» **Supplied passage**

= = =

Florence Copper another mining controversy

It has long been known that an oxide copper deposit lies buried just across the Gila River from the Town of Florence, Arizona. Now, Curis Resources, a Canadian company, proposes to extract the copper, not by digging a mine, but by in-situ leaching. This process involves pumping a weak acid solution (about the same acidity as vinegar) into the ore zone to dissolve the copper minerals and recovering the solution with extraction wells. The copper-laden solution will then go through a solvent extraction/electrowinning (SX/EW) process to produce metallic copper.

The map below shows the location of the project and the surrounding countryside. Notice that the immediate surrounding land is either desert or agricultural.

Florence1

The mining project is being opposed, not by environmentalists, but by real estate developers. The developers want to do this:

Florence4Homes

The Real Estate developers are concerned that the mining operation will detract from the desirability of their plans. They also allege that water quality will be impacted. The Real Estate developers have formed a group called “Protect Our Water Our Future.” See that link for their side of the story.

Curis Resources claims that because the copper deposit occurs below a clay layer, the aquifer will be protected and the acidic copper-laden solutions will be contained. That is according to an extensive hydrological study. Also they will have a network of monitoring wells.

= = =

» **Task directions**
From the Florence Copper article, list in order each stage Curis Resources proposes for getting the buried copper out of the ground and into metallic form.

= = =

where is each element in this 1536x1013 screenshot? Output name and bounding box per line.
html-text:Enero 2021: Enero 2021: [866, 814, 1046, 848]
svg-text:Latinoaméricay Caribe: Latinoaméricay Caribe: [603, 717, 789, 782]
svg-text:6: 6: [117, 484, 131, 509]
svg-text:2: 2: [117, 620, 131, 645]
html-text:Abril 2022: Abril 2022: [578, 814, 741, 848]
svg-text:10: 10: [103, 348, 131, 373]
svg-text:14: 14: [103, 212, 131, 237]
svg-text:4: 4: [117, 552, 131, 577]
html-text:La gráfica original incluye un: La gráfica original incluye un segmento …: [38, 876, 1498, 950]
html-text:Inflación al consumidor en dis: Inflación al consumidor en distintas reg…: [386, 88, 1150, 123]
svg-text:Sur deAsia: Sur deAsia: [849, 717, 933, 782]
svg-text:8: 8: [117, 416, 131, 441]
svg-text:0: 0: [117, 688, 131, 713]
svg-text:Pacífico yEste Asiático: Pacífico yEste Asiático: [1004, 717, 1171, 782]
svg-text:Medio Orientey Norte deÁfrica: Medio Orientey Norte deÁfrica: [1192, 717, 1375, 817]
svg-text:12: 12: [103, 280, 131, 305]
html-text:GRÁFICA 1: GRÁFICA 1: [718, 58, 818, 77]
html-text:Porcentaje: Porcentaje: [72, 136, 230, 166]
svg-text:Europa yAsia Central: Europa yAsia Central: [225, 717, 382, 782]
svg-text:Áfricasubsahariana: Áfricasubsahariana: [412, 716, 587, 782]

= = =

» **Response to this task**
1. Pump a weak acid solution (about the same acidity as vinegar) into the ore zone.
2. The solution dissolves the copper minerals.
3. Recover the solution with extraction wells.
4. Send the copper-laden solution through a solvent extraction/electrowinning (SX/EW) process to produce metallic copper.